REQUEST:
Copy out each line exactly as it appears.

(Extracted records)
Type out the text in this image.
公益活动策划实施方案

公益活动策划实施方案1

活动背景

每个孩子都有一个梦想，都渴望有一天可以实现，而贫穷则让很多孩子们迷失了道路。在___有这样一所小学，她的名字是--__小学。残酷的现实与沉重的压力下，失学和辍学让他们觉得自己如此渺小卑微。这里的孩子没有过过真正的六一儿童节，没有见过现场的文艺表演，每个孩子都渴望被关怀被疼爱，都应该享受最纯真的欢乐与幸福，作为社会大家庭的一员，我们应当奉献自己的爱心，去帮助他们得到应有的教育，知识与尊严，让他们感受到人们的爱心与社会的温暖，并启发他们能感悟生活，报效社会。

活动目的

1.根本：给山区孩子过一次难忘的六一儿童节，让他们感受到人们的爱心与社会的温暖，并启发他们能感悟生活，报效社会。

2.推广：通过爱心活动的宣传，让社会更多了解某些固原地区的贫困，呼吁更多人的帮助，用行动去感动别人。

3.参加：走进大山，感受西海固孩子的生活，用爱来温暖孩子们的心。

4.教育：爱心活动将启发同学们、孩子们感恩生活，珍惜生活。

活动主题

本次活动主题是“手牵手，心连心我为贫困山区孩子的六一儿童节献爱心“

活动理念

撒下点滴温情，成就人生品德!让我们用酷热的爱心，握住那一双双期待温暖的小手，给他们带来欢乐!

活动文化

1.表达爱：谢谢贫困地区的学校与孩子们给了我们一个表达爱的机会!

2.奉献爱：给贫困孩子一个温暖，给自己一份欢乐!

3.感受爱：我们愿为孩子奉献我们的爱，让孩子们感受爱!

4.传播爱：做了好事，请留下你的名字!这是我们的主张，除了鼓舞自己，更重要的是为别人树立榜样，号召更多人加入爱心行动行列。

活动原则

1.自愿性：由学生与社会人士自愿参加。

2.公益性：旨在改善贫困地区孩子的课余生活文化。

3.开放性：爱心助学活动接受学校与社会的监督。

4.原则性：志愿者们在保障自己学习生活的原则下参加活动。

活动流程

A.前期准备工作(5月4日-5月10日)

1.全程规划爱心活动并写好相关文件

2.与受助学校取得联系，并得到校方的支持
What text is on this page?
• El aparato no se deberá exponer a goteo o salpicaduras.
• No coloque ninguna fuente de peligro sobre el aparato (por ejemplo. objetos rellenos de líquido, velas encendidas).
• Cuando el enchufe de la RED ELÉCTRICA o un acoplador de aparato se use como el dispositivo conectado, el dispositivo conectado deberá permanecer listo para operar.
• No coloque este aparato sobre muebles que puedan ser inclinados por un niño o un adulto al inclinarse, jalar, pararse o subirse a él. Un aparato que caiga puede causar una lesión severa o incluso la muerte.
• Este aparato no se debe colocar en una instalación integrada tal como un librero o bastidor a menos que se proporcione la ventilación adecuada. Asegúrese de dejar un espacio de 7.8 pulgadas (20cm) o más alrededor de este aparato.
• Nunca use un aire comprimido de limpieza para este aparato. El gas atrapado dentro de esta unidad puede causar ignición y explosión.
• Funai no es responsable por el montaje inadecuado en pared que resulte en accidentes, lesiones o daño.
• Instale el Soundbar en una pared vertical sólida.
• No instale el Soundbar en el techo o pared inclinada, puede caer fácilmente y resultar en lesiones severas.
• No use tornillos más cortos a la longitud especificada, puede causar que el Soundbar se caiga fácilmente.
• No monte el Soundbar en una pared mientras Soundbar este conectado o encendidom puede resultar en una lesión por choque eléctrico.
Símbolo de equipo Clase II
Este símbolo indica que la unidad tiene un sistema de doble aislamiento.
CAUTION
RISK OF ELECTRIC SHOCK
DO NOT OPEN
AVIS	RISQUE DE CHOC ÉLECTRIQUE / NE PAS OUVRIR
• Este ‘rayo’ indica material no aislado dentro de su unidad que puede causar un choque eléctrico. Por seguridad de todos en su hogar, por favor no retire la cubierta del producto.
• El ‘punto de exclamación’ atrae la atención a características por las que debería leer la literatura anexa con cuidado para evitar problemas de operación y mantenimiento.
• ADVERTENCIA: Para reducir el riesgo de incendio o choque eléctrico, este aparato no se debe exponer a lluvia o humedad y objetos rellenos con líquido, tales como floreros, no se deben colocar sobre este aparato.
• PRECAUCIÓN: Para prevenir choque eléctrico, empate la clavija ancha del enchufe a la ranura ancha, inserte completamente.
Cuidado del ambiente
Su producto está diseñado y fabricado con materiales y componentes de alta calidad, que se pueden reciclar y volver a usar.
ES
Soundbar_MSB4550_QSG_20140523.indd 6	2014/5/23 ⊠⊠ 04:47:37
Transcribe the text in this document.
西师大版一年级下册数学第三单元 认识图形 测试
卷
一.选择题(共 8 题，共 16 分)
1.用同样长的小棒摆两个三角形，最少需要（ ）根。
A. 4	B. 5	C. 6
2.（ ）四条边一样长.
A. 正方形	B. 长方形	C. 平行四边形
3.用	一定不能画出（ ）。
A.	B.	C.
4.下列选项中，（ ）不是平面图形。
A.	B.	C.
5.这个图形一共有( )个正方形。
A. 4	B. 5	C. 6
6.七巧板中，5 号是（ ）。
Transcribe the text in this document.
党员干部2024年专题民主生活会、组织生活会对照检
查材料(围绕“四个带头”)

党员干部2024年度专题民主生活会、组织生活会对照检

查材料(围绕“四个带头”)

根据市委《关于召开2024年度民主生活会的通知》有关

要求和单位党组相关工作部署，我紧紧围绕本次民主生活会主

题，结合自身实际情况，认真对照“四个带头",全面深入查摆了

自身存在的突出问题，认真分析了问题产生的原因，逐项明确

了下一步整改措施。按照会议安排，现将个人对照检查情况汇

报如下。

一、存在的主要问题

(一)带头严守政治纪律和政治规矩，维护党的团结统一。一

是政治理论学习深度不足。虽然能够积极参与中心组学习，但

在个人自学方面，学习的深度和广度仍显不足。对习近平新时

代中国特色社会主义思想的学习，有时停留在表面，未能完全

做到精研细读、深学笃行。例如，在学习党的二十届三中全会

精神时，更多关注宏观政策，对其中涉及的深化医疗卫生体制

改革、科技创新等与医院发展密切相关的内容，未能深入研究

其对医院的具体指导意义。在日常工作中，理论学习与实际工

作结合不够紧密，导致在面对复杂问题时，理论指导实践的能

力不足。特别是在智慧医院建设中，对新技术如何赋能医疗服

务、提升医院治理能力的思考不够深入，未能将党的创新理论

WORKED SOLUTION:
Type out the text in this image.
公益活动策划实施方案

公益活动策划实施方案1

活动背景

每个孩子都有一个梦想，都渴望有一天可以实现，而贫穷则让很多孩子们迷失了道路。在___有这样一所小学，她的名字是--__小学。残酷的现实与沉重的压力下，失学和辍学让他们觉得自己如此渺小卑微。这里的孩子没有过过真正的六一儿童节，没有见过现场的文艺表演，每个孩子都渴望被关怀被疼爱，都应该享受最纯真的欢乐与幸福，作为社会大家庭的一员，我们应当奉献自己的爱心，去帮助他们得到应有的教育，知识与尊严，让他们感受到人们的爱心与社会的温暖，并启发他们能感悟生活，报效社会。

活动目的

1.根本：给山区孩子过一次难忘的六一儿童节，让他们感受到人们的爱心与社会的温暖，并启发他们能感悟生活，报效社会。

2.推广：通过爱心活动的宣传，让社会更多了解某些固原地区的贫困，呼吁更多人的帮助，用行动去感动别人。

3.参加：走进大山，感受西海固孩子的生活，用爱来温暖孩子们的心。

4.教育：爱心活动将启发同学们、孩子们感恩生活，珍惜生活。

活动主题

本次活动主题是“手牵手，心连心我为贫困山区孩子的六一儿童节献爱心“

活动理念

撒下点滴温情，成就人生品德!让我们用酷热的爱心，握住那一双双期待温暖的小手，给他们带来欢乐!

活动文化

1.表达爱：谢谢贫困地区的学校与孩子们给了我们一个表达爱的机会!

2.奉献爱：给贫困孩子一个温暖，给自己一份欢乐!

3.感受爱：我们愿为孩子奉献我们的爱，让孩子们感受爱!

4.传播爱：做了好事，请留下你的名字!这是我们的主张，除了鼓舞自己，更重要的是为别人树立榜样，号召更多人加入爱心行动行列。

活动原则

1.自愿性：由学生与社会人士自愿参加。

2.公益性：旨在改善贫困地区孩子的课余生活文化。

3.开放性：爱心助学活动接受学校与社会的监督。

4.原则性：志愿者们在保障自己学习生活的原则下参加活动。

活动流程

A.前期准备工作(5月4日-5月10日)

1.全程规划爱心活动并写好相关文件

2.与受助学校取得联系，并得到校方的支持
What text is on this page?
• El aparato no se deberá exponer a goteo o salpicaduras.
• No coloque ninguna fuente de peligro sobre el aparato (por ejemplo. objetos rellenos de líquido, velas encendidas).
• Cuando el enchufe de la RED ELÉCTRICA o un acoplador de aparato se use como el dispositivo conectado, el dispositivo conectado deberá permanecer listo para operar.
• No coloque este aparato sobre muebles que puedan ser inclinados por un niño o un adulto al inclinarse, jalar, pararse o subirse a él. Un aparato que caiga puede causar una lesión severa o incluso la muerte.
• Este aparato no se debe colocar en una instalación integrada tal como un librero o bastidor a menos que se proporcione la ventilación adecuada. Asegúrese de dejar un espacio de 7.8 pulgadas (20cm) o más alrededor de este aparato.
• Nunca use un aire comprimido de limpieza para este aparato. El gas atrapado dentro de esta unidad puede causar ignición y explosión.
• Funai no es responsable por el montaje inadecuado en pared que resulte en accidentes, lesiones o daño.
• Instale el Soundbar en una pared vertical sólida.
• No instale el Soundbar en el techo o pared inclinada, puede caer fácilmente y resultar en lesiones severas.
• No use tornillos más cortos a la longitud especificada, puede causar que el Soundbar se caiga fácilmente.
• No monte el Soundbar en una pared mientras Soundbar este conectado o encendidom puede resultar en una lesión por choque eléctrico.
Símbolo de equipo Clase II
Este símbolo indica que la unidad tiene un sistema de doble aislamiento.
CAUTION
RISK OF ELECTRIC SHOCK
DO NOT OPEN
AVIS	RISQUE DE CHOC ÉLECTRIQUE / NE PAS OUVRIR
• Este ‘rayo’ indica material no aislado dentro de su unidad que puede causar un choque eléctrico. Por seguridad de todos en su hogar, por favor no retire la cubierta del producto.
• El ‘punto de exclamación’ atrae la atención a características por las que debería leer la literatura anexa con cuidado para evitar problemas de operación y mantenimiento.
• ADVERTENCIA: Para reducir el riesgo de incendio o choque eléctrico, este aparato no se debe exponer a lluvia o humedad y objetos rellenos con líquido, tales como floreros, no se deben colocar sobre este aparato.
• PRECAUCIÓN: Para prevenir choque eléctrico, empate la clavija ancha del enchufe a la ranura ancha, inserte completamente.
Cuidado del ambiente
Su producto está diseñado y fabricado con materiales y componentes de alta calidad, que se pueden reciclar y volver a usar.
ES
Soundbar_MSB4550_QSG_20140523.indd 6	2014/5/23 ⊠⊠ 04:47:37
Transcribe the text in this document.
西师大版一年级下册数学第三单元 认识图形 测试
卷
一.选择题(共 8 题，共 16 分)
1.用同样长的小棒摆两个三角形，最少需要（ ）根。
A. 4	B. 5	C. 6
2.（ ）四条边一样长.
A. 正方形	B. 长方形	C. 平行四边形
3.用	一定不能画出（ ）。
A.	B.	C.
4.下列选项中，（ ）不是平面图形。
A.	B.	C.
5.这个图形一共有( )个正方形。
A. 4	B. 5	C. 6
6.七巧板中，5 号是（ ）。
Transcribe the text in this document.
党员干部2024年专题民主生活会、组织生活会对照检
查材料(围绕“四个带头”)

党员干部2024年度专题民主生活会、组织生活会对照检

查材料(围绕“四个带头”)

根据市委《关于召开2024年度民主生活会的通知》有关

要求和单位党组相关工作部署，我紧紧围绕本次民主生活会主

题，结合自身实际情况，认真对照“四个带头",全面深入查摆了

自身存在的突出问题，认真分析了问题产生的原因，逐项明确

了下一步整改措施。按照会议安排，现将个人对照检查情况汇

报如下。

一、存在的主要问题

(一)带头严守政治纪律和政治规矩，维护党的团结统一。一

是政治理论学习深度不足。虽然能够积极参与中心组学习，但

在个人自学方面，学习的深度和广度仍显不足。对习近平新时

代中国特色社会主义思想的学习，有时停留在表面，未能完全

做到精研细读、深学笃行。例如，在学习党的二十届三中全会

精神时，更多关注宏观政策，对其中涉及的深化医疗卫生体制

改革、科技创新等与医院发展密切相关的内容，未能深入研究

其对医院的具体指导意义。在日常工作中，理论学习与实际工

作结合不够紧密，导致在面对复杂问题时，理论指导实践的能

力不足。特别是在智慧医院建设中，对新技术如何赋能医疗服

务、提升医院治理能力的思考不够深入，未能将党的创新理论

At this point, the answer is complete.